What is required >>
Please report every line from the material that contains the word "began".
::: Exercise input
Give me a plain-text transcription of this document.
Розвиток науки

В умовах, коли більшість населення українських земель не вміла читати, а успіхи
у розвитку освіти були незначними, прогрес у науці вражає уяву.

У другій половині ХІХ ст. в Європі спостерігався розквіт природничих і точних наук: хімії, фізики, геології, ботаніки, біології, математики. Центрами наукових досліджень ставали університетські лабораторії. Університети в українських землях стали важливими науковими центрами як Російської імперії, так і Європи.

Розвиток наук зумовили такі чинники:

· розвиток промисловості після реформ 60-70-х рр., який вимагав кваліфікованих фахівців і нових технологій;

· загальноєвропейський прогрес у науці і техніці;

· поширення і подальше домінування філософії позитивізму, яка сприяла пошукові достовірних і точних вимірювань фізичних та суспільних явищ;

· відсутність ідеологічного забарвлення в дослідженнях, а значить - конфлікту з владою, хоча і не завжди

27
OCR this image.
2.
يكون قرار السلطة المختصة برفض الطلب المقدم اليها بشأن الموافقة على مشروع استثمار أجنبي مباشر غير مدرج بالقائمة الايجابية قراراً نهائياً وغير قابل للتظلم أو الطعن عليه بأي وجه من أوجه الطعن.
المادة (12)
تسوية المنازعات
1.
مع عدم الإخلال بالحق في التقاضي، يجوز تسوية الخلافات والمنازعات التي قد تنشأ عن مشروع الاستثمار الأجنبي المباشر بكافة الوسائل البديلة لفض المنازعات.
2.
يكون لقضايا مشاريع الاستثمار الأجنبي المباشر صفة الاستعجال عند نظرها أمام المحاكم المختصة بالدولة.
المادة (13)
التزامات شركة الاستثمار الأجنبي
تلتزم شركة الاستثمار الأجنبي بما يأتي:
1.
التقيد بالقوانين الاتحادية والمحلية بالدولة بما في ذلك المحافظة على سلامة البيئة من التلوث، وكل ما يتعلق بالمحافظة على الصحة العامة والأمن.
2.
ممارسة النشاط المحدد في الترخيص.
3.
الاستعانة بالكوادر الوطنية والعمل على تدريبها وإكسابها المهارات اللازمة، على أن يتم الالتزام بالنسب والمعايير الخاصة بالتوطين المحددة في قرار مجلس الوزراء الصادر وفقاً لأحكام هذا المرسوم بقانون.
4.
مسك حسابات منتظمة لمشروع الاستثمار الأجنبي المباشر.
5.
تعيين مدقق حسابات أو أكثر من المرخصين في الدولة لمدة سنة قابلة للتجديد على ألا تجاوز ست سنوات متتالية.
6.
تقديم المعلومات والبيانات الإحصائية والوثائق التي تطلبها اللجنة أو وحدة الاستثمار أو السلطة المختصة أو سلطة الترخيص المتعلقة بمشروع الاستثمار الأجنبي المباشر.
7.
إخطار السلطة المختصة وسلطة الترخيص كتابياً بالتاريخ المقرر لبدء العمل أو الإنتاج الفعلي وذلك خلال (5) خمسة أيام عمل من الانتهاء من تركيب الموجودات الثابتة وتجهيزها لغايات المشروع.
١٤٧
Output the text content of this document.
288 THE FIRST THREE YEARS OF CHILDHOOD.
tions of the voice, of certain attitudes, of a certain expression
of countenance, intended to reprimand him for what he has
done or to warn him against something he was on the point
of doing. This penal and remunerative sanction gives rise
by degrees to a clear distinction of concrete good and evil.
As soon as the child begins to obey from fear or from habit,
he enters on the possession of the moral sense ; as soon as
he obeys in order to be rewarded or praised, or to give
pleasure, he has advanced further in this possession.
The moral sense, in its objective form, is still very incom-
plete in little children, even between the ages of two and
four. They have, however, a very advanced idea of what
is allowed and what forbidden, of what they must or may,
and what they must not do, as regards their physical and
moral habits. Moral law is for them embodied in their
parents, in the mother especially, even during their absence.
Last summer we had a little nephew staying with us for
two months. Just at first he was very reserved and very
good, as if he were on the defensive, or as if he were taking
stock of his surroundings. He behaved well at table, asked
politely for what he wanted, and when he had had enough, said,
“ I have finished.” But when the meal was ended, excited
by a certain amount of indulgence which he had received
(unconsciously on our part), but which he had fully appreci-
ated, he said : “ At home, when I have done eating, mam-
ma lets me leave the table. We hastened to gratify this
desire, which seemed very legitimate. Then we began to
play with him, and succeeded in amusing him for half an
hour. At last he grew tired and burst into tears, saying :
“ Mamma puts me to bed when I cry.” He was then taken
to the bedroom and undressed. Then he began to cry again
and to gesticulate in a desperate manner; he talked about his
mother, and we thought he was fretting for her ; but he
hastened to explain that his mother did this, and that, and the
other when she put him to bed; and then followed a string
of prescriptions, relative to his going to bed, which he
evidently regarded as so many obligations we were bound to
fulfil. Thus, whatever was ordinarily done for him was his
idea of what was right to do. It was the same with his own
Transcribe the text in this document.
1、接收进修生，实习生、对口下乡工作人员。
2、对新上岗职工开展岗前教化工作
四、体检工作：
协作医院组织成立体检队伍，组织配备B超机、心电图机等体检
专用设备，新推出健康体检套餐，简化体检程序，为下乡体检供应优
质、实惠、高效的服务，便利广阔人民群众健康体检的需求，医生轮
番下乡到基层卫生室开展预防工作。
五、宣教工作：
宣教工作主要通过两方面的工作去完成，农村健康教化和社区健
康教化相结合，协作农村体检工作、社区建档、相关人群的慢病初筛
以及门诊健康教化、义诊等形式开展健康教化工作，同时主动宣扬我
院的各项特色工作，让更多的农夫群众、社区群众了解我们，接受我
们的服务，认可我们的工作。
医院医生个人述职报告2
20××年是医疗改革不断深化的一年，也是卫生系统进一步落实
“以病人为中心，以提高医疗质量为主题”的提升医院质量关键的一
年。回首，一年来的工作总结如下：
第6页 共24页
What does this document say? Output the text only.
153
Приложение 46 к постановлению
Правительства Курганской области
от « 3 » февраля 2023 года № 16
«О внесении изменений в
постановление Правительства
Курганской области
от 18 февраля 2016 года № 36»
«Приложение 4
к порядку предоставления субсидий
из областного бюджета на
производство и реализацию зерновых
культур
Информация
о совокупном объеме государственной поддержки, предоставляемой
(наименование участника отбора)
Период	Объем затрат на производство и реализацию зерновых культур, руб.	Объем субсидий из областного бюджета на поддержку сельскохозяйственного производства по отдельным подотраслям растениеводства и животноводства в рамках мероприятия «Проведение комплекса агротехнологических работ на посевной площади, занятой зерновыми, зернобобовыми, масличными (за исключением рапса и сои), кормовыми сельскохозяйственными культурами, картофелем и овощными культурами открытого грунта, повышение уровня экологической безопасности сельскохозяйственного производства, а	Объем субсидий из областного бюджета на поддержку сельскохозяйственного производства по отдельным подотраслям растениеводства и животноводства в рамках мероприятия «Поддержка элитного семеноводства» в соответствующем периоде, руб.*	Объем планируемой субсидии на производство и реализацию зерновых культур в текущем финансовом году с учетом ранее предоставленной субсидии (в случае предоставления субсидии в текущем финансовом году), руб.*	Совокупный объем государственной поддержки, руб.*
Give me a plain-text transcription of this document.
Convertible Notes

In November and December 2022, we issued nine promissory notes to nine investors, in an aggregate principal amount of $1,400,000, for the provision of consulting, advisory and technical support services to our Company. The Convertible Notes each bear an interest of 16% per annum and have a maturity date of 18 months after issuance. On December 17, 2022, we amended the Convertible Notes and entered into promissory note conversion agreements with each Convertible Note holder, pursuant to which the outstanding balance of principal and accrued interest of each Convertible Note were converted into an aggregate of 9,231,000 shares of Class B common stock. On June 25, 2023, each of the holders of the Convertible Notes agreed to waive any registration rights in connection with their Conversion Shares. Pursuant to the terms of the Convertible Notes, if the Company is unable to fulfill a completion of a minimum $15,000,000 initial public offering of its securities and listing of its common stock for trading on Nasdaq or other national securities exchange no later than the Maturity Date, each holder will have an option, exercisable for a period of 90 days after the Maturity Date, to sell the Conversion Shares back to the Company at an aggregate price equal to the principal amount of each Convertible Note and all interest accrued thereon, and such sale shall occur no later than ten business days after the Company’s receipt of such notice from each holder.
::::::
Exercise solution >>
desire, which seemed very legitimate. Then we began to
to the bedroom and undressed. Then he began to cry again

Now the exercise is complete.